**WORK TO BE COMPLETED**
Every record here needs to be written out again exactly.

**Dataset records**
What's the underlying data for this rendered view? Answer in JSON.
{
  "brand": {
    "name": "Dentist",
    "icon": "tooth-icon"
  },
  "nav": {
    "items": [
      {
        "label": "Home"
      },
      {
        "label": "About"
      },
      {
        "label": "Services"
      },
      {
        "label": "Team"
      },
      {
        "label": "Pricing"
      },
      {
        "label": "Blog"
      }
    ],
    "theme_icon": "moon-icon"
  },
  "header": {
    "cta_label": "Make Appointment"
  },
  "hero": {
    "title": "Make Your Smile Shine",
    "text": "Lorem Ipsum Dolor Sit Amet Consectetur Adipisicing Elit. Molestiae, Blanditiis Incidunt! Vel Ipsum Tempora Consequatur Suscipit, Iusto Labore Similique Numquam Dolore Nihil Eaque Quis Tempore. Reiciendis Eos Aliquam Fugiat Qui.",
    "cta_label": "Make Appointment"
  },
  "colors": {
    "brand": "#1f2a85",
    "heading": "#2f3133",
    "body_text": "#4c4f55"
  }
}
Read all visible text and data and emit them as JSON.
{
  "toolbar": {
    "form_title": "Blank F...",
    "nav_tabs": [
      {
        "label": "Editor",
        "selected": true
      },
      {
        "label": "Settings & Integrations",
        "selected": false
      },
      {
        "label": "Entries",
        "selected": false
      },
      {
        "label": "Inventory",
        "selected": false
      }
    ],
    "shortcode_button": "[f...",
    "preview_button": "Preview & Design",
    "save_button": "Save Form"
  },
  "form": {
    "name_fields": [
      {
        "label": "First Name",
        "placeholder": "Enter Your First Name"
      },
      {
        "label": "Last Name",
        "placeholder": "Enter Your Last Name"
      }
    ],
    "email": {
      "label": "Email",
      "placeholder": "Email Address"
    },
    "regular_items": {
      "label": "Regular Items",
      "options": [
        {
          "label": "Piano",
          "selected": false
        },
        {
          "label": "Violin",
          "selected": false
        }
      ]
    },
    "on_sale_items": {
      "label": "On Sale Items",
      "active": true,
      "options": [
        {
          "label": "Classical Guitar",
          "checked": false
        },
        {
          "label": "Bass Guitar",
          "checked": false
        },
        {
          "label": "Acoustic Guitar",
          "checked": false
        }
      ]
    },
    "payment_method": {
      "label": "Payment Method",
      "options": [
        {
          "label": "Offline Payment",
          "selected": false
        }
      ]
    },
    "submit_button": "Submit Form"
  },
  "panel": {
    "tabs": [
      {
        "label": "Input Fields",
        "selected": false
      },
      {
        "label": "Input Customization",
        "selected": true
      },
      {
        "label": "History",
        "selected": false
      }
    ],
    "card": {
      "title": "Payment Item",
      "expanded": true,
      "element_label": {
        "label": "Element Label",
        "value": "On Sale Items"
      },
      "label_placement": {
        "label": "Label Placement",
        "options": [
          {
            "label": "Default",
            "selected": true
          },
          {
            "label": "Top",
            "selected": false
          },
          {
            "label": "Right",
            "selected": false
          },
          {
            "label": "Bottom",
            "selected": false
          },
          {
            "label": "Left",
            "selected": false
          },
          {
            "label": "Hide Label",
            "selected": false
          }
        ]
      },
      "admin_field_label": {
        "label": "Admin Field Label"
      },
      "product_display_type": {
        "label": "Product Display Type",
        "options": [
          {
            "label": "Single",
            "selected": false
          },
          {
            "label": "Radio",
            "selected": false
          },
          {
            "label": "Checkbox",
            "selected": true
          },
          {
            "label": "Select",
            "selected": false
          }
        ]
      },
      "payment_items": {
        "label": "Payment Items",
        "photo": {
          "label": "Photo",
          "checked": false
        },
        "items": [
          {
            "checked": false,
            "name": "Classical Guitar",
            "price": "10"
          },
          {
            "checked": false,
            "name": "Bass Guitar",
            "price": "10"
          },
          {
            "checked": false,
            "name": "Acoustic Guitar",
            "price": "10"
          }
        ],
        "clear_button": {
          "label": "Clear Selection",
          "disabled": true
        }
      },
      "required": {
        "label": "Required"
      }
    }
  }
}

**RESULT OF THE EXERCISE**
What's the underlying data for this rendered view? Answer in JSON.
{
  "brand": {
    "name": "Dentist",
    "icon": "tooth-icon"
  },
  "nav": {
    "items": [
      {
        "label": "Home"
      },
      {
        "label": "About"
      },
      {
        "label": "Services"
      },
      {
        "label": "Team"
      },
      {
        "label": "Pricing"
      },
      {
        "label": "Blog"
      }
    ],
    "theme_icon": "moon-icon"
  },
  "header": {
    "cta_label": "Make Appointment"
  },
  "hero": {
    "title": "Make Your Smile Shine",
    "text": "Lorem Ipsum Dolor Sit Amet Consectetur Adipisicing Elit. Molestiae, Blanditiis Incidunt! Vel Ipsum Tempora Consequatur Suscipit, Iusto Labore Similique Numquam Dolore Nihil Eaque Quis Tempore. Reiciendis Eos Aliquam Fugiat Qui.",
    "cta_label": "Make Appointment"
  },
  "colors": {
    "brand": "#1f2a85",
    "heading": "#2f3133",
    "body_text": "#4c4f55"
  }
}
Read all visible text and data and emit them as JSON.
{
  "toolbar": {
    "form_title": "Blank F...",
    "nav_tabs": [
      {
        "label": "Editor",
        "selected": true
      },
      {
        "label": "Settings & Integrations",
        "selected": false
      },
      {
        "label": "Entries",
        "selected": false
      },
      {
        "label": "Inventory",
        "selected": false
      }
    ],
    "shortcode_button": "[f...",
    "preview_button": "Preview & Design",
    "save_button": "Save Form"
  },
  "form": {
    "name_fields": [
      {
        "label": "First Name",
        "placeholder": "Enter Your First Name"
      },
      {
        "label": "Last Name",
        "placeholder": "Enter Your Last Name"
      }
    ],
    "email": {
      "label": "Email",
      "placeholder": "Email Address"
    },
    "regular_items": {
      "label": "Regular Items",
      "options": [
        {
          "label": "Piano",
          "selected": false
        },
        {
          "label": "Violin",
          "selected": false
        }
      ]
    },
    "on_sale_items": {
      "label": "On Sale Items",
      "active": true,
      "options": [
        {
          "label": "Classical Guitar",
          "checked": false
        },
        {
          "label": "Bass Guitar",
          "checked": false
        },
        {
          "label": "Acoustic Guitar",
          "checked": false
        }
      ]
    },
    "payment_method": {
      "label": "Payment Method",
      "options": [
        {
          "label": "Offline Payment",
          "selected": false
        }
      ]
    },
    "submit_button": "Submit Form"
  },
  "panel": {
    "tabs": [
      {
        "label": "Input Fields",
        "selected": false
      },
      {
        "label": "Input Customization",
        "selected": true
      },
      {
        "label": "History",
        "selected": false
      }
    ],
    "card": {
      "title": "Payment Item",
      "expanded": true,
      "element_label": {
        "label": "Element Label",
        "value": "On Sale Items"
      },
      "label_placement": {
        "label": "Label Placement",
        "options": [
          {
            "label": "Default",
            "selected": true
          },
          {
            "label": "Top",
            "selected": false
          },
          {
            "label": "Right",
            "selected": false
          },
          {
            "label": "Bottom",
            "selected": false
          },
          {
            "label": "Left",
            "selected": false
          },
          {
            "label": "Hide Label",
            "selected": false
          }
        ]
      },
      "admin_field_label": {
        "label": "Admin Field Label"
      },
      "product_display_type": {
        "label": "Product Display Type",
        "options": [
          {
            "label": "Single",
            "selected": false
          },
          {
            "label": "Radio",
            "selected": false
          },
          {
            "label": "Checkbox",
            "selected": true
          },
          {
            "label": "Select",
            "selected": false
          }
        ]
      },
      "payment_items": {
        "label": "Payment Items",
        "photo": {
          "label": "Photo",
          "checked": false
        },
        "items": [
          {
            "checked": false,
            "name": "Classical Guitar",
            "price": "10"
          },
          {
            "checked": false,
            "name": "Bass Guitar",
            "price": "10"
          },
          {
            "checked": false,
            "name": "Acoustic Guitar",
            "price": "10"
          }
        ],
        "clear_button": {
          "label": "Clear Selection",
          "disabled": true
        }
      },
      "required": {
        "label": "Required"
      }
    }
  }
}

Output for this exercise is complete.